- [Problem details]: Sort through the entries below and pull out lines containing the word "JSON".

____

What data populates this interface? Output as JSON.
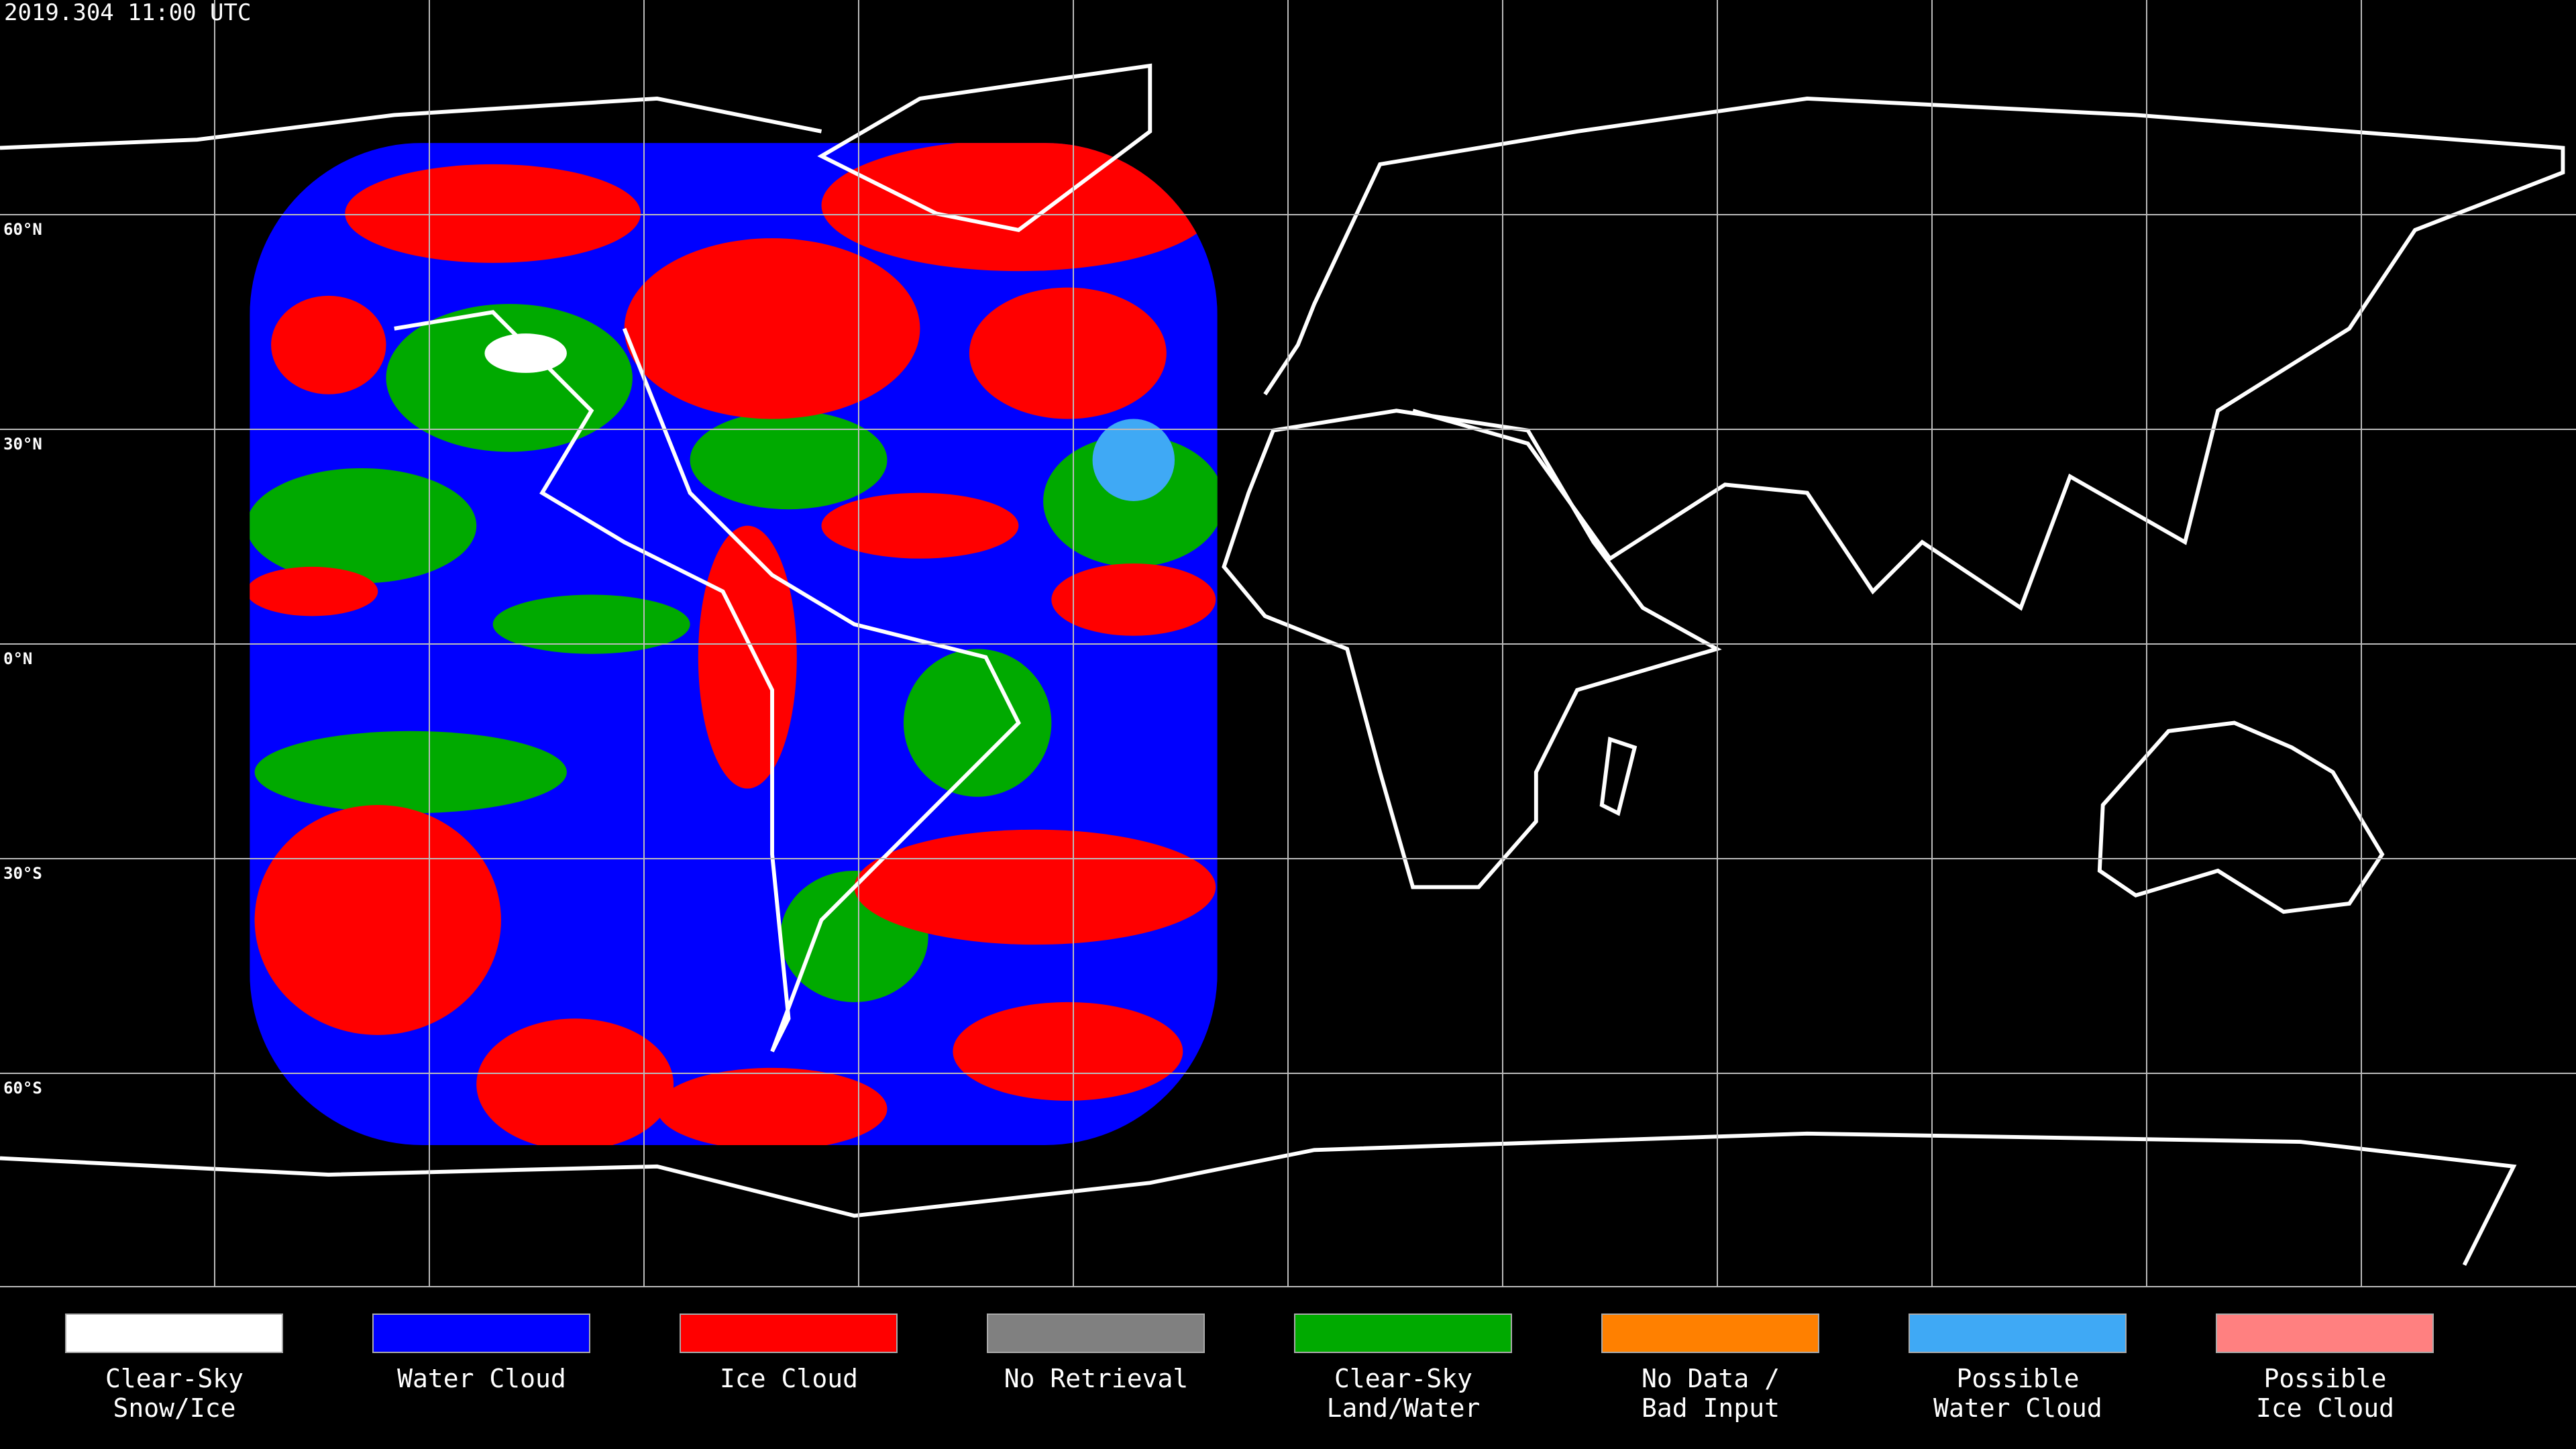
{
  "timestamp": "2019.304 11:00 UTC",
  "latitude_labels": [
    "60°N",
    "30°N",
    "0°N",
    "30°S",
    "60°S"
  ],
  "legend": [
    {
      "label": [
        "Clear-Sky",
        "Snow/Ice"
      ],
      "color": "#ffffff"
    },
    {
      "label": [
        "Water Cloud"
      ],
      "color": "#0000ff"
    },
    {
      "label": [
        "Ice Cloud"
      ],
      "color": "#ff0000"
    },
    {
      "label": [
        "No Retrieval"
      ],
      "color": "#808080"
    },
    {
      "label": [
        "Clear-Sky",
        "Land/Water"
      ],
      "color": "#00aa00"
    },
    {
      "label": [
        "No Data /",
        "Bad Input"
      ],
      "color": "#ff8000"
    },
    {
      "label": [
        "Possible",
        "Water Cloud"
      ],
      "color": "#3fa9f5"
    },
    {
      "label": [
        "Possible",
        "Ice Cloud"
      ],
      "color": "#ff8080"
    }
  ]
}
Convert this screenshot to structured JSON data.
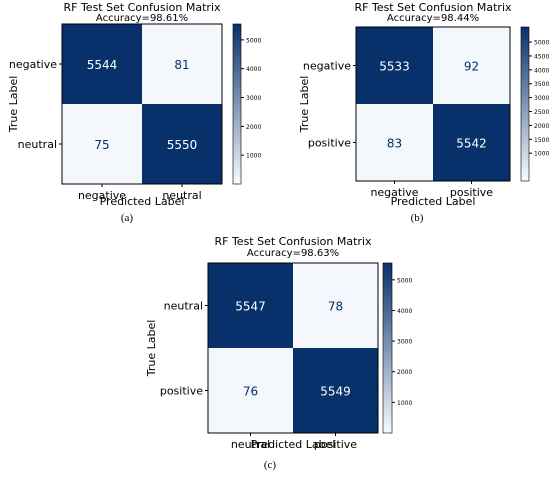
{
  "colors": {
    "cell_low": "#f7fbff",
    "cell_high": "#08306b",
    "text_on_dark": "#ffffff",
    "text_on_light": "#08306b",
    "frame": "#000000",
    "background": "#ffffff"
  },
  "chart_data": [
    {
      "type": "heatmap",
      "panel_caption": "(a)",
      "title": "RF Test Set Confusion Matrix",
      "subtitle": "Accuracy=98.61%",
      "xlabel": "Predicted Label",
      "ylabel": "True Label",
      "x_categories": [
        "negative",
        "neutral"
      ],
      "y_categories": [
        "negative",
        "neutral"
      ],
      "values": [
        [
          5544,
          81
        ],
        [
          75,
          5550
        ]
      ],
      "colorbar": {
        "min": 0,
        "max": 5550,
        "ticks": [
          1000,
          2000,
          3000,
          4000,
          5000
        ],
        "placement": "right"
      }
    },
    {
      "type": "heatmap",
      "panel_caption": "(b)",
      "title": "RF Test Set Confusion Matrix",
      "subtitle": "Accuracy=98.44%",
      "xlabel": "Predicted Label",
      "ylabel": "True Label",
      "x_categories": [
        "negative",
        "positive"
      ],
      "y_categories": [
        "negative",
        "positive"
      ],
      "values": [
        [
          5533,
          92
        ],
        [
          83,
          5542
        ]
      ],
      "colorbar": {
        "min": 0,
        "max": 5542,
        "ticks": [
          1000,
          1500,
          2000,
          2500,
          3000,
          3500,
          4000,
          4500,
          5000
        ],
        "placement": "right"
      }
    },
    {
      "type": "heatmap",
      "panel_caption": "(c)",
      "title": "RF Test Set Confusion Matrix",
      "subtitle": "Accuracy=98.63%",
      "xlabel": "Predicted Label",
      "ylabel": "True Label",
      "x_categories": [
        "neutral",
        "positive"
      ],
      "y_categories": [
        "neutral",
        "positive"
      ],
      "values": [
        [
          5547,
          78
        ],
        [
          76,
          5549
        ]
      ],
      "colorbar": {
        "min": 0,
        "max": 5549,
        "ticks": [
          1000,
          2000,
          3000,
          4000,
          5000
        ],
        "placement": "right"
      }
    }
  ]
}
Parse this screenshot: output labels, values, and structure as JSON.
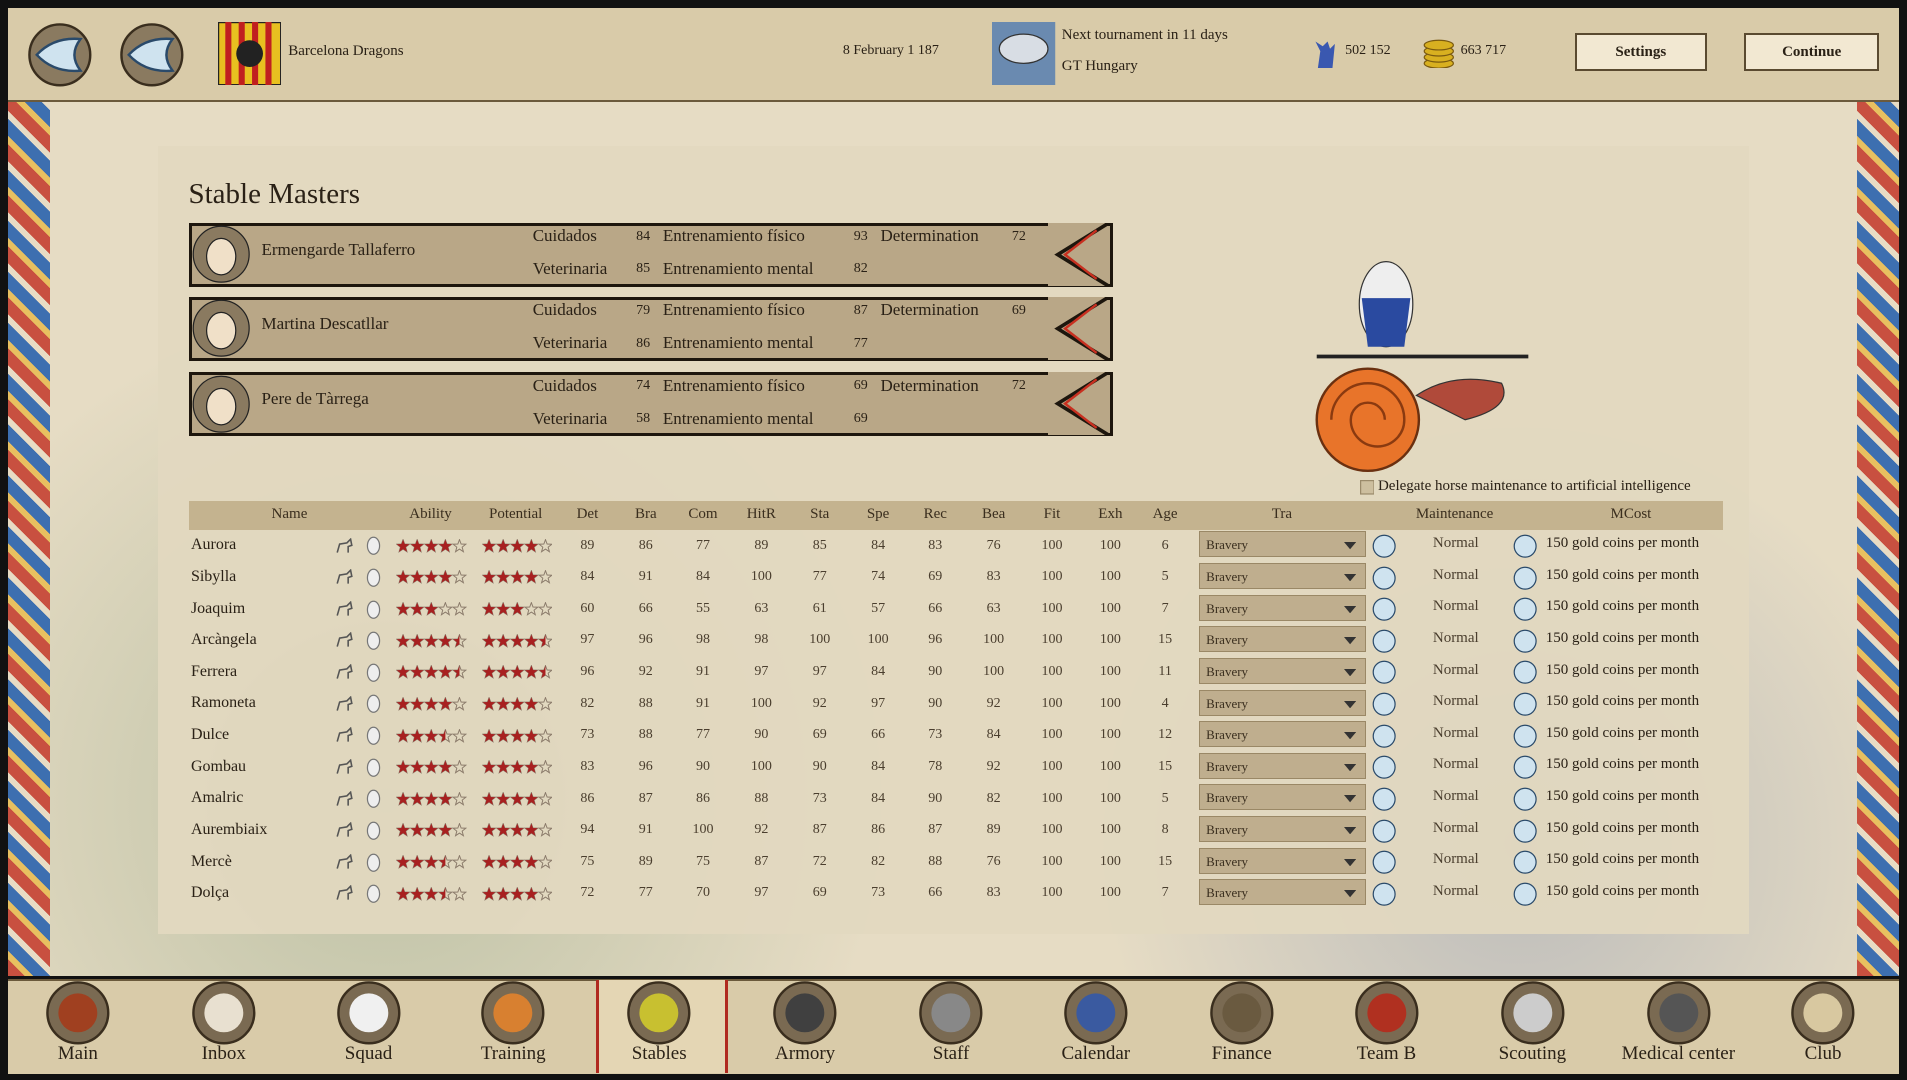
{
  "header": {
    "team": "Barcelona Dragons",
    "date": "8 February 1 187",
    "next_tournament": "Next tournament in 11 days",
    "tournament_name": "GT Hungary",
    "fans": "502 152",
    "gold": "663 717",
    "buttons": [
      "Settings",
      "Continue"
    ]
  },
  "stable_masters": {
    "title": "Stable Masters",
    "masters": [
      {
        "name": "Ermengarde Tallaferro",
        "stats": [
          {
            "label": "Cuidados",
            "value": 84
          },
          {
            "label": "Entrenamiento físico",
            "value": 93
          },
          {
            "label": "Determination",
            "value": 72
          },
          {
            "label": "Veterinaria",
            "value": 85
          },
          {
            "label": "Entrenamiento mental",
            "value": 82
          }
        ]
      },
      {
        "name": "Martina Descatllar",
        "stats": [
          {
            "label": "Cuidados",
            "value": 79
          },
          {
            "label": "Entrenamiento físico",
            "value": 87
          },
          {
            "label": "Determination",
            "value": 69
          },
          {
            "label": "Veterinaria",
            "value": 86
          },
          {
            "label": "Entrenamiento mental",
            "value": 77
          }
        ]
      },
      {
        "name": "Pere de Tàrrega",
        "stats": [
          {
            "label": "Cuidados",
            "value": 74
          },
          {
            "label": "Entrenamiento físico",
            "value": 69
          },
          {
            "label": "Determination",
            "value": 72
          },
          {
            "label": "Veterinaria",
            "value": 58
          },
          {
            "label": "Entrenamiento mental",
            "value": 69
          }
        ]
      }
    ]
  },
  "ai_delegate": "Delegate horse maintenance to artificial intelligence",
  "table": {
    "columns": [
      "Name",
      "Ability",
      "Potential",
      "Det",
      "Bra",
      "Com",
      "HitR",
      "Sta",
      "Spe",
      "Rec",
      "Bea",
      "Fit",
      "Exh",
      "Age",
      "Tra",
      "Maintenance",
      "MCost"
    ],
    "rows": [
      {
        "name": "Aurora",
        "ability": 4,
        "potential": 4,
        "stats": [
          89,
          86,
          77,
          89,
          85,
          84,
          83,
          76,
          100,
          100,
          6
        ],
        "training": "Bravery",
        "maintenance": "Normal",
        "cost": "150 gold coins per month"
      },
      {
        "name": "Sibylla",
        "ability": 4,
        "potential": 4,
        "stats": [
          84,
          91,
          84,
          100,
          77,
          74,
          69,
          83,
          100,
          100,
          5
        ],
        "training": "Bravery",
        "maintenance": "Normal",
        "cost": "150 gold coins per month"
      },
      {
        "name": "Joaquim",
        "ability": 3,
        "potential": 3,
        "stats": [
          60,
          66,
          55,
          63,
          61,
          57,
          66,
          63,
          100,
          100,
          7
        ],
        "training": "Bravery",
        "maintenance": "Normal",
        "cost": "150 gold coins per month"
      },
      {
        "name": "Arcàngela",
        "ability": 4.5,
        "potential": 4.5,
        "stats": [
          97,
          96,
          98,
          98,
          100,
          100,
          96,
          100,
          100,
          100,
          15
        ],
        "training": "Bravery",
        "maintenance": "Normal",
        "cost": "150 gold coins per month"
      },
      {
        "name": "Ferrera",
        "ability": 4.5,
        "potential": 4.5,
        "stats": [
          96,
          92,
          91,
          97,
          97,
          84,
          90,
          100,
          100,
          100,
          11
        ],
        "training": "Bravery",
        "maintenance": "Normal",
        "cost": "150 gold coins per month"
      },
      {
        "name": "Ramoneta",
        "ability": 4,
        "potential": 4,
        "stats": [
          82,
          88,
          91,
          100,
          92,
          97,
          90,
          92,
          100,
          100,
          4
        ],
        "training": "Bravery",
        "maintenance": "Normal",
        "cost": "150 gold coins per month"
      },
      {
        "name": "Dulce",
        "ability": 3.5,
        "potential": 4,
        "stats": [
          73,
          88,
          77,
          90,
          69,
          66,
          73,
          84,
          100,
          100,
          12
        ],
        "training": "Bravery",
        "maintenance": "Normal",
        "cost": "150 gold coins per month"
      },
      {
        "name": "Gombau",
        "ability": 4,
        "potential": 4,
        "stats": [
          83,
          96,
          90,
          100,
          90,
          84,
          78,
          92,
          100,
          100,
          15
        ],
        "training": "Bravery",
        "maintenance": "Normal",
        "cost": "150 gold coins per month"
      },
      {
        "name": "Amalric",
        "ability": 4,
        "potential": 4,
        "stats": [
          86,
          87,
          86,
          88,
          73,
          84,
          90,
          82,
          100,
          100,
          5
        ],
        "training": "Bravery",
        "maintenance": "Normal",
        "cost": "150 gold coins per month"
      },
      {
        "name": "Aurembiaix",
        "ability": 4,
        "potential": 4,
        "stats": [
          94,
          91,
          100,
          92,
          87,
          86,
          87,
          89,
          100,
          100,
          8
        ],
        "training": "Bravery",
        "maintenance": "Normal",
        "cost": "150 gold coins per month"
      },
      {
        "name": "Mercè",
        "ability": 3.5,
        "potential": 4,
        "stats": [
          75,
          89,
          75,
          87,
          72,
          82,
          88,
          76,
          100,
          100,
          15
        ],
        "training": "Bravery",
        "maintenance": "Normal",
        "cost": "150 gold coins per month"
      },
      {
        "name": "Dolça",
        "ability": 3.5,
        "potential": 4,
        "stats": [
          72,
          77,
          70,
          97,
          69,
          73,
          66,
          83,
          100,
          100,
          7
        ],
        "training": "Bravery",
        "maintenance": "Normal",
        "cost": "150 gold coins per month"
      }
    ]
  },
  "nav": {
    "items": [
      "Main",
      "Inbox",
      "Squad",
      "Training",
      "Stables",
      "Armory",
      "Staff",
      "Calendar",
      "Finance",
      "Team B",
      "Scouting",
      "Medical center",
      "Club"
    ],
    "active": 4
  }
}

____

- [Task result]:
What data populates this interface? Output as JSON.
Convert this screenshot to structured JSON data.
Parse this screenshot: output labels, values, and structure as JSON.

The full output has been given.